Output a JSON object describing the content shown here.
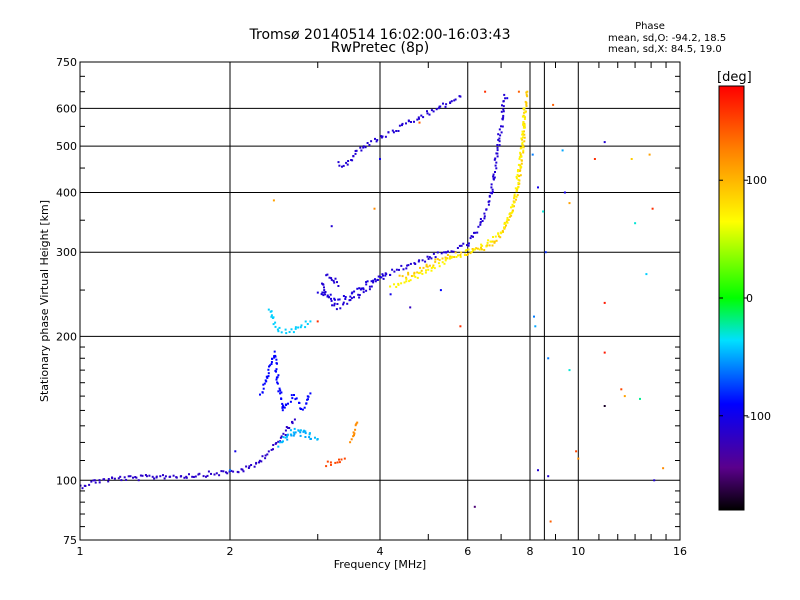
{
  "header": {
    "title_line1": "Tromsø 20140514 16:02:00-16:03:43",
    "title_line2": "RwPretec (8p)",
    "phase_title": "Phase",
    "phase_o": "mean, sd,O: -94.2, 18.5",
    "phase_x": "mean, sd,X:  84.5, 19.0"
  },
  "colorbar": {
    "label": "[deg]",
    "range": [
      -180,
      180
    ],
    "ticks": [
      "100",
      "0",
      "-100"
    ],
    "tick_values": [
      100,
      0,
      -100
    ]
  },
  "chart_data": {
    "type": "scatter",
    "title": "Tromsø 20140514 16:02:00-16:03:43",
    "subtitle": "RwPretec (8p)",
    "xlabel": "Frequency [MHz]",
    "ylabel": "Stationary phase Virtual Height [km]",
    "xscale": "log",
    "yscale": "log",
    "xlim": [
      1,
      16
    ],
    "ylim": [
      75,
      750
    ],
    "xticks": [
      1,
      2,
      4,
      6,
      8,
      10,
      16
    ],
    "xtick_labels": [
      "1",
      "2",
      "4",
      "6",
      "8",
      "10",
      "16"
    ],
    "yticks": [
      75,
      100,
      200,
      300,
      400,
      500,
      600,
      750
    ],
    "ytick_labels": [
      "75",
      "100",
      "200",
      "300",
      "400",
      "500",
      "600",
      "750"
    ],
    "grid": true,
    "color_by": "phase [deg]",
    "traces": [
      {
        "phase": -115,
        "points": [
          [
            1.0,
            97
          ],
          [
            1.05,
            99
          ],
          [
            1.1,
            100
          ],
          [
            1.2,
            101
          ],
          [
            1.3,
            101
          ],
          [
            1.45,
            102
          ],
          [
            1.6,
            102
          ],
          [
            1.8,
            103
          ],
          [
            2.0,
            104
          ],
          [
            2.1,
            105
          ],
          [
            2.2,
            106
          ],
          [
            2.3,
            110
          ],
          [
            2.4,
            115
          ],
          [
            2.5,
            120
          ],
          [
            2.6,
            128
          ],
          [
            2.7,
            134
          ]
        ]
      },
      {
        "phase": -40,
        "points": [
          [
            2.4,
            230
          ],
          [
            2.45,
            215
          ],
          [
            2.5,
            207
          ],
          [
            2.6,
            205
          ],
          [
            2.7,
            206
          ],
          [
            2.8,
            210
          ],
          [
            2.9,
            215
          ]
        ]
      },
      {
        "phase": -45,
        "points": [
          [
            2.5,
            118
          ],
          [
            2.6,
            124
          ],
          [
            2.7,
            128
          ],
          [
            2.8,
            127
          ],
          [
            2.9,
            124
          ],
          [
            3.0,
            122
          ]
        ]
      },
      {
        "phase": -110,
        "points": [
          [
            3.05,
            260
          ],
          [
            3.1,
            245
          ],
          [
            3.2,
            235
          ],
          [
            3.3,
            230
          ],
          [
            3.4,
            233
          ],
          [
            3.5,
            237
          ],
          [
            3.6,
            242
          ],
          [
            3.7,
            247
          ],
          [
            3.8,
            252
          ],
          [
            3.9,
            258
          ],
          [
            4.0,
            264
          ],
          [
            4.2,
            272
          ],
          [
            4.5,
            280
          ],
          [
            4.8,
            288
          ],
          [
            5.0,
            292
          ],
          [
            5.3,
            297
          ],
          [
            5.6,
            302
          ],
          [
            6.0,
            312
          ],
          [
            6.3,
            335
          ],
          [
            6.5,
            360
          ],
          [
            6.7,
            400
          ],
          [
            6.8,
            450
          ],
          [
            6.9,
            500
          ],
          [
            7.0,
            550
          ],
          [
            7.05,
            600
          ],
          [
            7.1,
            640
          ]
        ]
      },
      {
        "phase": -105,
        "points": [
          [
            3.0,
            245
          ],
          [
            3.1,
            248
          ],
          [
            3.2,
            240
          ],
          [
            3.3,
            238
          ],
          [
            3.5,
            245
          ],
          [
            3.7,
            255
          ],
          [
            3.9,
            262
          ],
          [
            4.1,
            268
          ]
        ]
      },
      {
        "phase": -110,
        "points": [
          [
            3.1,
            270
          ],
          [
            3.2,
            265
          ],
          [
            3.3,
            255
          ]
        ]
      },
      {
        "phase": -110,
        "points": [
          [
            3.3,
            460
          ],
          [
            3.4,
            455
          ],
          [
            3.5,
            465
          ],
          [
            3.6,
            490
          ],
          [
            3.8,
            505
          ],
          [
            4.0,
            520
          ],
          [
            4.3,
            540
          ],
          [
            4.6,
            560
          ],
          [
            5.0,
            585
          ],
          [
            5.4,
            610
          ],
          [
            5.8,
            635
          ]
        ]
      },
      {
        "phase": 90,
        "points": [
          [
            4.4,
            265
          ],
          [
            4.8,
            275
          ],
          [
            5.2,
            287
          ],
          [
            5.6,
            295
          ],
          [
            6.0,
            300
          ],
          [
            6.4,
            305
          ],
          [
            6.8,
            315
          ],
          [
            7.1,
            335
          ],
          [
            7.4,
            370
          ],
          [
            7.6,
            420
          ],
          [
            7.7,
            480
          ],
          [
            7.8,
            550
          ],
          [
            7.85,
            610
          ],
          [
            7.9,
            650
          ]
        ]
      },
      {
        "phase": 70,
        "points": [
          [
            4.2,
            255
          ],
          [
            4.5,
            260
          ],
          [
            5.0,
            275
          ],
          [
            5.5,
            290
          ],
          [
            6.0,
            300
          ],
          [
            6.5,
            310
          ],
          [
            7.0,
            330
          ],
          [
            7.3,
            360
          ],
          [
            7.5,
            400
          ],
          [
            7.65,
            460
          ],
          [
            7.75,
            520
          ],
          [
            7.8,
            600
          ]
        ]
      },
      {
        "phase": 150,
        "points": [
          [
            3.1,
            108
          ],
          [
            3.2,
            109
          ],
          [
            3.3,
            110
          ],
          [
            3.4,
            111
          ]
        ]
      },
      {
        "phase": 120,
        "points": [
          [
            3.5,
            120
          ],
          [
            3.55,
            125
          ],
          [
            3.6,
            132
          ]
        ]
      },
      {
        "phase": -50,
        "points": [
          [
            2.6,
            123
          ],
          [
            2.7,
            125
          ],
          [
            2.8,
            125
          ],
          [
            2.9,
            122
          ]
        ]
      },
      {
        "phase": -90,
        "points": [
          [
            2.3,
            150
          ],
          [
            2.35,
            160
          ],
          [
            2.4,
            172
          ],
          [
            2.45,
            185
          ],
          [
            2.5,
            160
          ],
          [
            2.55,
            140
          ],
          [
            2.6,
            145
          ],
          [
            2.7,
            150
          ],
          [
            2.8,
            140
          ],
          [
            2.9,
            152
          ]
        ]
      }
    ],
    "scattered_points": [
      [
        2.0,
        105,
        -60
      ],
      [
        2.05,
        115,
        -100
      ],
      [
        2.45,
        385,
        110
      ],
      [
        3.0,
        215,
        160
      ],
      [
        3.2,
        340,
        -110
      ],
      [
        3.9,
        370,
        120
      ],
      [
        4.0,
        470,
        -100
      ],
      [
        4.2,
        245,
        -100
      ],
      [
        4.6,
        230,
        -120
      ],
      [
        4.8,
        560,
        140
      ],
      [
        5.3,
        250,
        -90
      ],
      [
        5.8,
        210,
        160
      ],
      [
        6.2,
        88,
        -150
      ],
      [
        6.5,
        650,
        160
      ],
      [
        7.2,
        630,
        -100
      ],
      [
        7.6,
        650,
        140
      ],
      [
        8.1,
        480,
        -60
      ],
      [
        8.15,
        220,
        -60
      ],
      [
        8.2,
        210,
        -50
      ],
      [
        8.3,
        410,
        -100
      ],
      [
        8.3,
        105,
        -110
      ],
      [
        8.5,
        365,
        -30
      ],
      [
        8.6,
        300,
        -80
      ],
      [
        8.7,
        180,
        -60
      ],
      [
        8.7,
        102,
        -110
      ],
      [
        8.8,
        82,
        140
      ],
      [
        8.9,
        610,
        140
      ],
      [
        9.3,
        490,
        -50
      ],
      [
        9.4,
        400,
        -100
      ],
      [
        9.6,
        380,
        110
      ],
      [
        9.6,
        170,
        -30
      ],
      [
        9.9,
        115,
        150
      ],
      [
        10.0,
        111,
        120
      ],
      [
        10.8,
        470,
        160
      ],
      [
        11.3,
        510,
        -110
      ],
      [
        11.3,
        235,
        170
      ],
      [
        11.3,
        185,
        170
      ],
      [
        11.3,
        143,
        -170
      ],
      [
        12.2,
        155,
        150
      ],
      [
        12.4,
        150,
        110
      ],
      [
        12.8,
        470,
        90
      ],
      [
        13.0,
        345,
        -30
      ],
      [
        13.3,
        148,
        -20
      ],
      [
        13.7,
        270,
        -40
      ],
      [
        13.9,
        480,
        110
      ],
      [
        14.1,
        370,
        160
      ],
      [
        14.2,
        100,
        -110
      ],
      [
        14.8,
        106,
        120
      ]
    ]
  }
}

━━━━━━━━

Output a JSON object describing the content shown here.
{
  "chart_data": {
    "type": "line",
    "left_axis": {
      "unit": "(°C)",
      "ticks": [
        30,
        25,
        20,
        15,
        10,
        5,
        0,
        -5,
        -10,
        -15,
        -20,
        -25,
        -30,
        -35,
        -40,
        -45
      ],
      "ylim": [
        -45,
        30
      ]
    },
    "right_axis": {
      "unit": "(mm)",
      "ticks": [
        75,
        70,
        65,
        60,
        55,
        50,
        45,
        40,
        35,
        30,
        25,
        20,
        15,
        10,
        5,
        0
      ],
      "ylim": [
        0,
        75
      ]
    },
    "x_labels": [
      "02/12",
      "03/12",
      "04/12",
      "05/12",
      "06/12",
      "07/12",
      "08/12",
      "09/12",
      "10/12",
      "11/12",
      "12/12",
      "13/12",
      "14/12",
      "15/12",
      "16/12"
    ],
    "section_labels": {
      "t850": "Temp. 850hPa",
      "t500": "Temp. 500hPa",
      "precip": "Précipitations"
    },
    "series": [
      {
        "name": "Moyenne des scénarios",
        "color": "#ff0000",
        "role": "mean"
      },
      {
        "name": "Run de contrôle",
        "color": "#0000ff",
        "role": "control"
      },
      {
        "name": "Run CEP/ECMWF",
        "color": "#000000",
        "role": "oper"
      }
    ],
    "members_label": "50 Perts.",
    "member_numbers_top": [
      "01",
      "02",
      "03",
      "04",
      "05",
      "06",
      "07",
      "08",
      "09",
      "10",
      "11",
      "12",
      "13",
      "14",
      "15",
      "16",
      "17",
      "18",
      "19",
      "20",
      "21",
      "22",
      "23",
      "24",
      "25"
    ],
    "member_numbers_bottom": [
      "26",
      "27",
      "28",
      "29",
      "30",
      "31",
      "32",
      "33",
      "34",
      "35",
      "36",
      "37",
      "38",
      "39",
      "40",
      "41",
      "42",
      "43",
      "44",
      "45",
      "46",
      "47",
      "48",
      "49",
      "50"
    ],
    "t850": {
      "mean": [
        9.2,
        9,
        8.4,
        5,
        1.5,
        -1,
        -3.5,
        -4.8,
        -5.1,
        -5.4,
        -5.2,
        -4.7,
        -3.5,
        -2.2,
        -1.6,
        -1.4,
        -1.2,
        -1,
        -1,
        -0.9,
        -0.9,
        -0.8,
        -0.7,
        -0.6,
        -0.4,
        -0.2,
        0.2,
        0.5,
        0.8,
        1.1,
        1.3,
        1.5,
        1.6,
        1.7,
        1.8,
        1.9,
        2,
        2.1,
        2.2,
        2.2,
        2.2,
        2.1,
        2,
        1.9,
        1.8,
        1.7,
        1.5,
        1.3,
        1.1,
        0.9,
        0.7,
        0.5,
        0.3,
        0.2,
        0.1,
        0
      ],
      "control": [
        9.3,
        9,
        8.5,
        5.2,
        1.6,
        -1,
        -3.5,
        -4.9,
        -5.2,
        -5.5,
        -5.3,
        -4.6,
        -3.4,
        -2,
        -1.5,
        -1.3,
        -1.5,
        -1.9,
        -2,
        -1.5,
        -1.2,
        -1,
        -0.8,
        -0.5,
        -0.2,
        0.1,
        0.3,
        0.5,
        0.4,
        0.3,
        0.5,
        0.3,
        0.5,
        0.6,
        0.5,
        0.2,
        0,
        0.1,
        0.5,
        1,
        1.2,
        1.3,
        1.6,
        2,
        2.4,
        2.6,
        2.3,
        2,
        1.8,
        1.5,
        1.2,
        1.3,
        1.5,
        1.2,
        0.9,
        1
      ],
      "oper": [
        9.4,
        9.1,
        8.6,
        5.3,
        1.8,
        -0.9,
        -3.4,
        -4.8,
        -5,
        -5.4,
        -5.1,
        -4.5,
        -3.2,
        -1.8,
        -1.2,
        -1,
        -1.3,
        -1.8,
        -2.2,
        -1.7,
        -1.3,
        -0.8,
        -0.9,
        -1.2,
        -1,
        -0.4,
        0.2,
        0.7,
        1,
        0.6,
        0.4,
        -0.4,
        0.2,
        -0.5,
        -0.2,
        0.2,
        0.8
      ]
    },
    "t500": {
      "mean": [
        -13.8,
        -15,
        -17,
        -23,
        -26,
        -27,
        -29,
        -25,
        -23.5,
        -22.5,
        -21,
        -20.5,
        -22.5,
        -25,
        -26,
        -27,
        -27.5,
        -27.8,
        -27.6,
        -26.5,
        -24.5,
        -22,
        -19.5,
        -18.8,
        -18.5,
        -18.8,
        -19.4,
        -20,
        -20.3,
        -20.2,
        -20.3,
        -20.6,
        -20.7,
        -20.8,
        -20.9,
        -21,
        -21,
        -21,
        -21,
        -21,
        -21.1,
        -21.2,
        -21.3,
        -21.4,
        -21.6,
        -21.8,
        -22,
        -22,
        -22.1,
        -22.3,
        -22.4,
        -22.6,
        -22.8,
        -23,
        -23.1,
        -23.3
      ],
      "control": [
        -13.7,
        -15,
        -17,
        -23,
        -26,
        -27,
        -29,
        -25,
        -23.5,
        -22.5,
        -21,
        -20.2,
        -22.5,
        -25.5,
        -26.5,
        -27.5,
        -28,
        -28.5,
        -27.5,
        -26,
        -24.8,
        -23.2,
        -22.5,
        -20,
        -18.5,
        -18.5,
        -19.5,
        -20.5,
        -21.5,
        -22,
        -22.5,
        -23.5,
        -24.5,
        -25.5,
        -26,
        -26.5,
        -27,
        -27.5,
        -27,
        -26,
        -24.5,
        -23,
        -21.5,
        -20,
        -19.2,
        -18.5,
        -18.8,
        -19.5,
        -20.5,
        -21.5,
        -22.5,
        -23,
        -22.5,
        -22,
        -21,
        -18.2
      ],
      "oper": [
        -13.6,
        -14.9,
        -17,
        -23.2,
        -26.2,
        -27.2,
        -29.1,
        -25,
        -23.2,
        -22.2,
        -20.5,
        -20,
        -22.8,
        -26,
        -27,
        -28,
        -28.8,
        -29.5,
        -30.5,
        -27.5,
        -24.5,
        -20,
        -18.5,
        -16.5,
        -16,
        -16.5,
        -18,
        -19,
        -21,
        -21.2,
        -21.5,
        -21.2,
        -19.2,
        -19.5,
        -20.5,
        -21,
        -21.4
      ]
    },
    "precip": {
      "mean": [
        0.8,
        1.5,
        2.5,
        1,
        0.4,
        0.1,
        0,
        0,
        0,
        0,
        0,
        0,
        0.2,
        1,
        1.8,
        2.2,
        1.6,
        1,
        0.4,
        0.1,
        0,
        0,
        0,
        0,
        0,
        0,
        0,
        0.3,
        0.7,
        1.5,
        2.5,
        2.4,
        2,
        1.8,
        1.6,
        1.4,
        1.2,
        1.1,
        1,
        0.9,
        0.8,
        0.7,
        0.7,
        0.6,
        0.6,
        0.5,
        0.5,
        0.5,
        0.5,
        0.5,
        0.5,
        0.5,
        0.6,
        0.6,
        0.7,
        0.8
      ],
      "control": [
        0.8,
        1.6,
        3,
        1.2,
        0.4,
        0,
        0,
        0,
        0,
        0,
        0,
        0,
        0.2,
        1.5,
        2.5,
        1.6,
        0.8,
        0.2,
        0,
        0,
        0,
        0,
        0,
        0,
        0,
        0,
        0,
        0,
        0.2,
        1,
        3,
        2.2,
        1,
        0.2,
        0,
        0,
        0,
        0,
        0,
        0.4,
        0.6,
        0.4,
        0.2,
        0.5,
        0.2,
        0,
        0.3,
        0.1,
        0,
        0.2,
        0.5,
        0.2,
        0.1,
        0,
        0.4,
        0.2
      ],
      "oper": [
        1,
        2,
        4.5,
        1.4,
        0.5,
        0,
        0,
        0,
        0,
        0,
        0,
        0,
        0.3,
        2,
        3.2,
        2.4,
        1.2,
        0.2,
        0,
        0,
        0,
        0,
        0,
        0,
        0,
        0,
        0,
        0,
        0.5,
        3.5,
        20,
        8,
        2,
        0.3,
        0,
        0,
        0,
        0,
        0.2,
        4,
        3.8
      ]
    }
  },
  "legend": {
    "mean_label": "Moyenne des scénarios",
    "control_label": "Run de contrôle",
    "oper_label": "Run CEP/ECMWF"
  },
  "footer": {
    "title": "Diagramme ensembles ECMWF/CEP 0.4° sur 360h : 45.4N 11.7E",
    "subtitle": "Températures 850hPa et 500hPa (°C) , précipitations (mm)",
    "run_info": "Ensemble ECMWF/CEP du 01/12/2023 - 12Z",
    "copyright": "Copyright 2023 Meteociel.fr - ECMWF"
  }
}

━━━━━━━━

> Task directions: Using the records above, gather all lines where the string "contrôle" is present.

> Right answer:
        "name": "Run de contrôle",
    "control_label": "Run de contrôle",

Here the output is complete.